課題 1 ▸
DJのセットリストに関する文章を読み、次の問いに答えてください。
(a) 大型フェスティバルに出演した場合、1曲あたり最大いくらのロイヤリティが受け取れるとされていますか。
(b) 実際と異なるセットリストを提出することは、何にあたると述べられていますか。
(c) レーベルが対応する最低限の情報として、何が挙げられていますか。
課題 2 ▸
次の各文がDJのセットリストに関する文章の内容と合っているかどうかを答え、根拠となる本文の語句をそのまま引用してください。
(a) レーベルはメタデータに強い関心を持っている。
(b) 曲名がわからない場合、代わりに他の誰かにお金が入る。
(c) あまりに一般的なタイトルの曲も問題だとされている。
課題 3 ▸ DJのセットリストに関する文章の続きを、最後の文の後から書いてください。

======== 本文

「ここでレーベルの役割が大きくなってくる。レーベルは常にレコードを売り出したいだけだから、メタデータのような面倒な部分には関心が薄い。せいぜいアーティスト名、タイトル、ISRCなどの最低限の情報だけ対応する程度だ。これによって問題はややこしくなる。」 – John Truelove

 

セットリストを提出するかどうか以外にも問題はある。大型フェスティバルに出演して1曲あたり最大100ポンド(約13,000円)のロイヤリティが受け取れるとなれば、DJ(やマネジャー)がセットリストを書き出さない理由はない。実際何をプレイしたかを無視してでもだ。「実際と異なるセットリストを提出するのは、詐欺にあたる。すべてのDJが定期的に正確に提出すれば、ダンスミュージック界のエコシステム全体にとって利益となるだろう。」

 

できる限り記入するとしても、間違った曲名だったり、誰かにもらって名前も知らないトラックだったとしたら、リストを完成させることはできない。

「セットリストのなかに"タイトルなし"というタイトルのトラックがあるかもしれない。」Truelove氏は話す。

「わからなくても、代わりに他の誰かにお金が入るわけではない。ただ不良なデータとなるだけだ」。実際何の曲かわからないものも多く、誰が作ったかも、誰からもらったかも言えないものだったりする。他にも、マッシュアップや海賊版など、あまり自身が関与していると公言しにくいものもある。あまりに一般的なタイトルの曲も問題だ。

================
======== 提供資料

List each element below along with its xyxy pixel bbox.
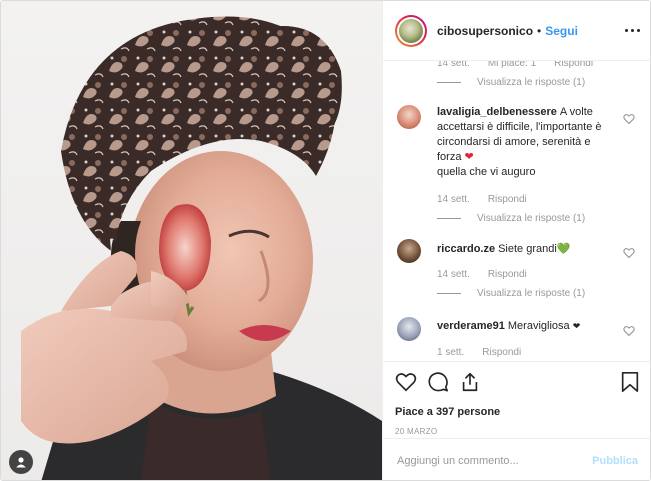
instagram-post: cibosupersonico • Segui 14 sett. Mi piac… xyxy=(0,0,651,481)
post-header: cibosupersonico • Segui xyxy=(383,1,650,61)
comment-item: lavaligia_delbenessere A volte accettarsi… xyxy=(397,105,637,224)
heart-icon[interactable] xyxy=(623,247,635,259)
comment-icon[interactable] xyxy=(427,371,449,393)
commenter-avatar[interactable] xyxy=(397,239,421,263)
comment-content: Meravigliosa xyxy=(507,320,570,332)
commenter-username[interactable]: riccardo.ze xyxy=(437,243,495,255)
reply-button[interactable]: Rispondi xyxy=(488,269,527,280)
comment-content: Siete grandi xyxy=(498,243,557,255)
comment-text: verderame91 Meravigliosa ❤ xyxy=(437,317,609,334)
reply-button[interactable]: Rispondi xyxy=(554,61,593,69)
user-tag-icon xyxy=(16,457,26,468)
comment-meta: 14 sett. Rispondi xyxy=(437,269,637,280)
three-dots-icon[interactable] xyxy=(625,29,640,32)
comment-time: 14 sett. xyxy=(437,269,470,280)
comment-item: riccardo.ze Siete grandi💚 14 sett. Rispon… xyxy=(397,239,637,299)
add-comment-bar: Pubblica xyxy=(383,438,650,480)
follow-button[interactable]: Segui xyxy=(545,24,578,38)
heart-icon[interactable] xyxy=(395,371,417,393)
comment-time: 14 sett. xyxy=(437,194,470,205)
commenter-username[interactable]: lavaligia_delbenessere xyxy=(437,106,557,118)
commenter-avatar[interactable] xyxy=(397,105,421,129)
bookmark-icon[interactable] xyxy=(620,371,640,393)
view-replies-label: Visualizza le risposte (1) xyxy=(477,213,586,224)
comment-input[interactable] xyxy=(397,454,593,467)
likes-count[interactable]: Piace a 397 persone xyxy=(395,406,640,418)
author-username[interactable]: cibosupersonico xyxy=(437,24,533,38)
green-heart-emoji: 💚 xyxy=(556,243,571,255)
view-replies-button[interactable]: Visualizza le risposte (1) xyxy=(437,213,637,224)
black-heart-emoji: ❤ xyxy=(572,321,581,331)
publish-button[interactable]: Pubblica xyxy=(592,455,638,467)
comments-list[interactable]: 14 sett. Mi piace: 1 Rispondi Visualizza… xyxy=(383,61,650,361)
comment-content-tail: quella che vi auguro xyxy=(437,166,536,178)
comment-meta: 1 sett. Rispondi xyxy=(437,347,637,358)
heart-icon[interactable] xyxy=(623,113,635,125)
view-replies-label: Visualizza le risposte (1) xyxy=(477,288,586,299)
partial-comment-meta: 14 sett. Mi piace: 1 Rispondi xyxy=(437,61,593,69)
view-replies-button[interactable]: Visualizza le risposte (1) xyxy=(437,77,585,88)
comment-meta: 14 sett. Rispondi xyxy=(437,194,637,205)
share-icon[interactable] xyxy=(459,371,481,393)
post-sidebar: cibosupersonico • Segui 14 sett. Mi piac… xyxy=(382,1,650,480)
tagged-users-button[interactable] xyxy=(9,450,33,474)
post-photo[interactable] xyxy=(1,1,382,480)
comment-time: 14 sett. xyxy=(437,61,470,69)
comment-likes[interactable]: Mi piace: 1 xyxy=(488,61,536,69)
post-actions: Piace a 397 persone 20 MARZO xyxy=(383,361,650,436)
heart-icon[interactable] xyxy=(623,325,635,337)
view-replies-label: Visualizza le risposte (1) xyxy=(477,77,586,88)
photo-illustration xyxy=(21,16,382,480)
red-heart-emoji: ❤ xyxy=(464,151,474,163)
reply-button[interactable]: Rispondi xyxy=(482,347,521,358)
comment-item: verderame91 Meravigliosa ❤ 1 sett. Rispon… xyxy=(397,317,637,358)
comment-time: 1 sett. xyxy=(437,347,465,358)
post-date: 20 MARZO xyxy=(395,427,438,436)
author-avatar[interactable] xyxy=(395,14,427,47)
commenter-username[interactable]: verderame91 xyxy=(437,320,505,332)
action-icons xyxy=(395,370,640,394)
reply-button[interactable]: Rispondi xyxy=(488,194,527,205)
commenter-avatar[interactable] xyxy=(397,317,421,341)
comment-text: lavaligia_delbenessere A volte accettarsi… xyxy=(437,105,609,180)
separator-dot: • xyxy=(537,23,542,38)
view-replies-button[interactable]: Visualizza le risposte (1) xyxy=(437,288,637,299)
comment-text: riccardo.ze Siete grandi💚 xyxy=(437,239,609,257)
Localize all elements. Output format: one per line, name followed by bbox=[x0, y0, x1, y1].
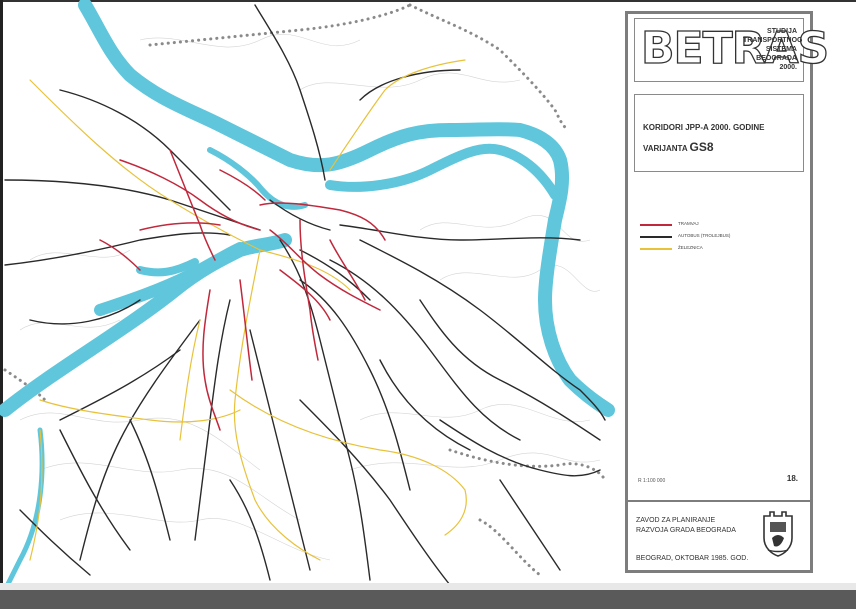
study-line: STUDIJA bbox=[767, 28, 797, 35]
scan-bottom-bar bbox=[0, 590, 856, 609]
institution-box: ZAVOD ZA PLANIRANJE RAZVOJA GRADA BEOGRA… bbox=[628, 500, 810, 566]
institution-name: ZAVOD ZA PLANIRANJE RAZVOJA GRADA BEOGRA… bbox=[636, 516, 748, 536]
study-title: STUDIJA TRANSPORTNOG SISTEMA BEOGRADA 20… bbox=[743, 27, 803, 72]
terrain-contours bbox=[19, 34, 601, 561]
sheet-number: 18. bbox=[786, 474, 798, 483]
map-title-box: KORIDORI JPP-A 2000. GODINE VARIJANTA GS… bbox=[634, 94, 804, 172]
legend-label: AUTOBUS (TROLEJBUS) bbox=[678, 233, 731, 238]
belgrade-coat-of-arms-icon bbox=[763, 511, 793, 557]
title-block: BETRAS STUDIJA TRANSPORTNOG SISTEMA BEOG… bbox=[625, 11, 830, 573]
legend-swatch-bus bbox=[640, 236, 672, 238]
legend-swatch-rail bbox=[640, 248, 672, 250]
betras-logo: BETRAS bbox=[640, 23, 830, 74]
study-line: TRANSPORTNOG bbox=[743, 37, 803, 44]
scan-gutter bbox=[0, 583, 856, 590]
legend-label: TRAMVAJ bbox=[678, 221, 699, 226]
study-line: BEOGRADA bbox=[756, 55, 797, 62]
map-scale: R 1:100 000 bbox=[638, 478, 666, 484]
issue-date: BEOGRAD, OKTOBAR 1985. GOD. bbox=[636, 555, 749, 562]
variant-code: GS8 bbox=[689, 140, 714, 154]
bus-corridors bbox=[4, 4, 606, 586]
logo-box: BETRAS STUDIJA TRANSPORTNOG SISTEMA BEOG… bbox=[634, 18, 830, 82]
variant-prefix: VARIJANTA bbox=[643, 144, 688, 153]
map-title: KORIDORI JPP-A 2000. GODINE bbox=[643, 123, 765, 132]
legend-label: ŽELEZNICA bbox=[678, 245, 703, 250]
study-line: 2000. bbox=[779, 64, 797, 71]
map-variant: VARIJANTA GS8 bbox=[643, 140, 714, 154]
study-line: SISTEMA bbox=[765, 46, 797, 53]
institution-line: ZAVOD ZA PLANIRANJE bbox=[636, 517, 716, 524]
institution-line: RAZVOJA GRADA BEOGRADA bbox=[636, 527, 736, 534]
legend-swatch-tram bbox=[640, 224, 672, 226]
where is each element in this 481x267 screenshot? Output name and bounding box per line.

================

解答例 1 ▸
(a) 最大100ポンド(約13,000円)
(b) 詐欺
(c) アーティスト名、タイトル、ISRC

解答例 2 ▸
(a) いいえ。「メタデータのような面倒な部分には関心が薄い」
(b) いいえ。「わからなくても、代わりに他の誰かにお金が入るわけではない」
(c) はい。「あまりに一般的なタイトルの曲も問題だ」

解答例 3 ▸
私の会社には「Don’t Stop」という曲が50近くデータベースにある。うちだけで50だから、世界中にはものすごい数あることだろう。

 

最近まで、セットリストデータと類似データの組み合わせが唯一PROsの持つ手段だった。

AFEMが2014年に”Get Played, Get Paid”キャンペーンを始めた時、100万ポンド(約1億3千万円)が毎年間違った相手に支払われていると推定していたが、私達はもう少しこれがどのような計算から導き出された数字なのか明らかにしたいと考えている。

Lawrence氏の話によると「PROsが世界のクラブやフェスティバルに請求した支払いを算出し、その後PRSの持つ平均値を当てはめた。そして、ダンスミュージックイベントから報告されたセットリストと(全セットの27%程度)、ダンスミュージックとして登録されていない作品(Beatroptのトップ100のうち40%程度)、「その他の音楽」(ラジオ放送など)として処理されたもの、を含めてこの(100万ポンドという)私達としてはわりと保守的な数字を出した。」

 

もちろん、その27%のセットリストという数字は100%正しいデータに基づいている。

しかしながら、PRSはこの計算に大きく異議を唱えており、近く独自のデータを公表する予定だ。

 

PRSやPROsを非難することは簡単だ。しかし、彼らはただ資産を配分しているだけにすぎない。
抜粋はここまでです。